-- BEGIN --

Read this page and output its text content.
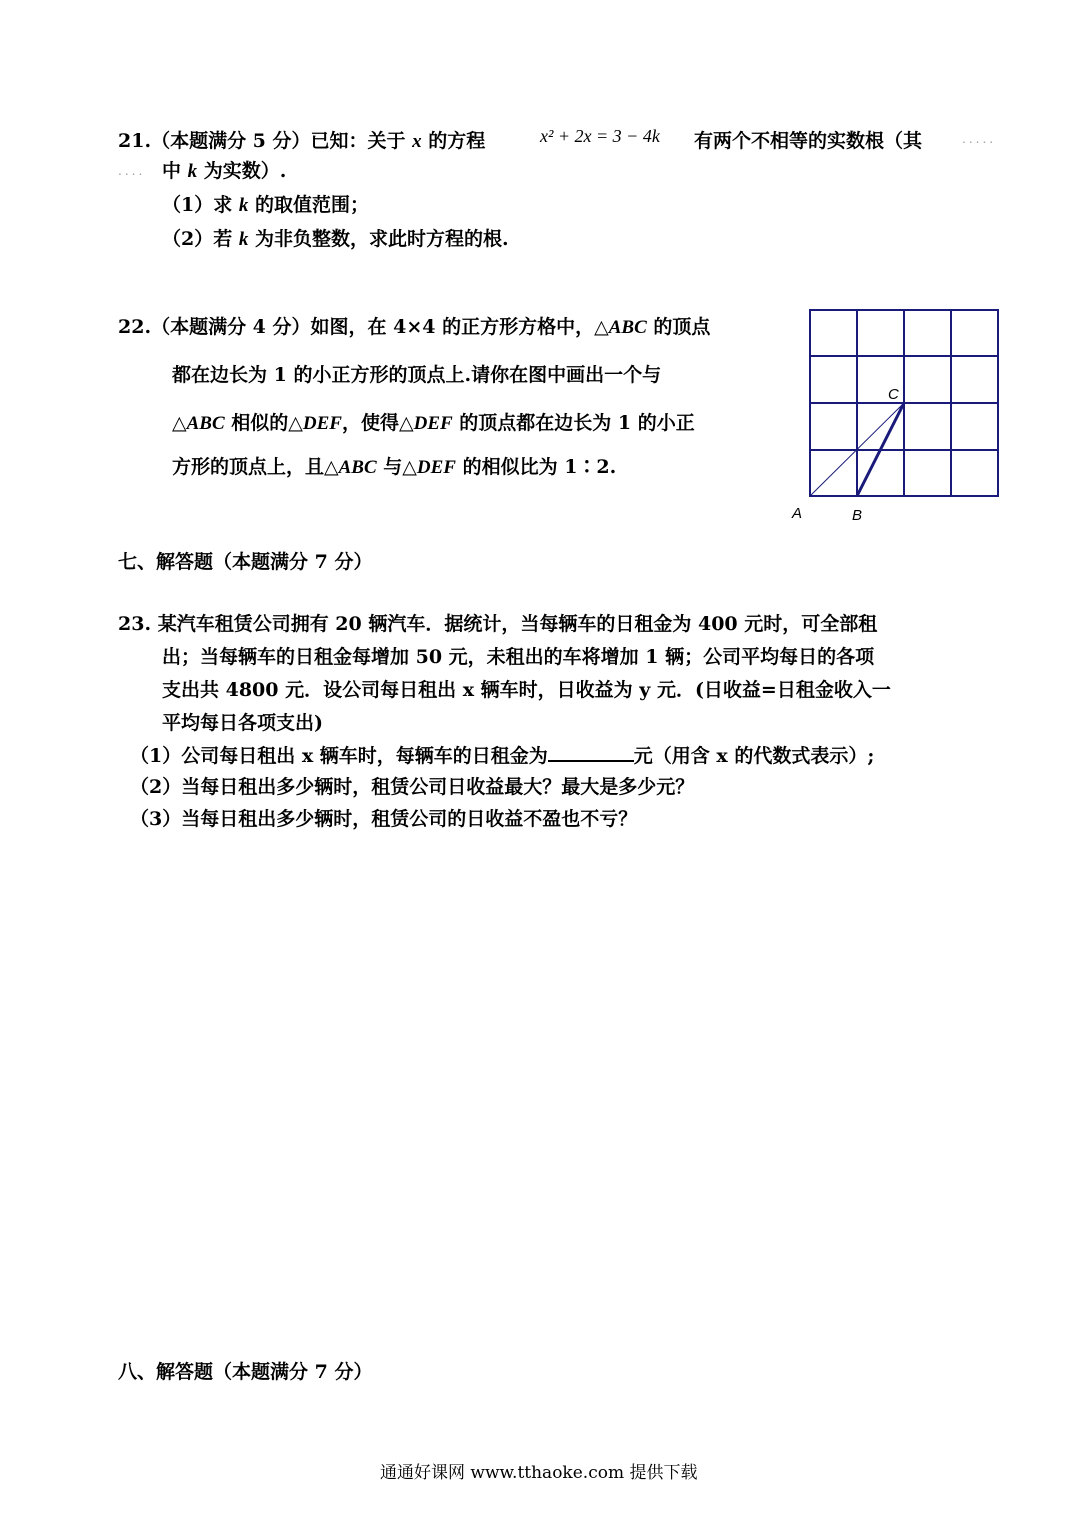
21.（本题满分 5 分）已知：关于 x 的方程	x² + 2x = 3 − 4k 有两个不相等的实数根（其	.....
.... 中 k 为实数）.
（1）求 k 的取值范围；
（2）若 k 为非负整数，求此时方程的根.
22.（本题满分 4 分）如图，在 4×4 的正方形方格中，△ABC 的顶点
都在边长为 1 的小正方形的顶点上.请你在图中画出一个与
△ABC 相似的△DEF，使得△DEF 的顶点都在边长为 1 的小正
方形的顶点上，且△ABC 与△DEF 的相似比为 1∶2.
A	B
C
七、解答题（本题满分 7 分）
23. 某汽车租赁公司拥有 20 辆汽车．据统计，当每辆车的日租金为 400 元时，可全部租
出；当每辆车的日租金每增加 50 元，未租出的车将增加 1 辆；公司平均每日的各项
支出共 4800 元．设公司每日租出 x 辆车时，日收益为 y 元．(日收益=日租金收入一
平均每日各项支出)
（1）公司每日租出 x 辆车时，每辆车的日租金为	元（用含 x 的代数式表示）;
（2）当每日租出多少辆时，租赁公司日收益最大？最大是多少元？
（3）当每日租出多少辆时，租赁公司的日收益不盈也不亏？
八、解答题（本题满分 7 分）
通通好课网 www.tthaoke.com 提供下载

-- END --

▶ What you need to do: Give the data above again in full and unchanged, skipping the pictures.

▶ Full output:
Read this page and output its text content.
21.（本题满分 5 分）已知：关于 x 的方程	x² + 2x = 3 − 4k 有两个不相等的实数根（其	.....
.... 中 k 为实数）.
（1）求 k 的取值范围；
（2）若 k 为非负整数，求此时方程的根.
22.（本题满分 4 分）如图，在 4×4 的正方形方格中，△ABC 的顶点
都在边长为 1 的小正方形的顶点上.请你在图中画出一个与
△ABC 相似的△DEF，使得△DEF 的顶点都在边长为 1 的小正
方形的顶点上，且△ABC 与△DEF 的相似比为 1∶2.
A	B
C
七、解答题（本题满分 7 分）
23. 某汽车租赁公司拥有 20 辆汽车．据统计，当每辆车的日租金为 400 元时，可全部租
出；当每辆车的日租金每增加 50 元，未租出的车将增加 1 辆；公司平均每日的各项
支出共 4800 元．设公司每日租出 x 辆车时，日收益为 y 元．(日收益=日租金收入一
平均每日各项支出)
（1）公司每日租出 x 辆车时，每辆车的日租金为	元（用含 x 的代数式表示）;
（2）当每日租出多少辆时，租赁公司日收益最大？最大是多少元？
（3）当每日租出多少辆时，租赁公司的日收益不盈也不亏？
八、解答题（本题满分 7 分）
通通好课网 www.tthaoke.com 提供下载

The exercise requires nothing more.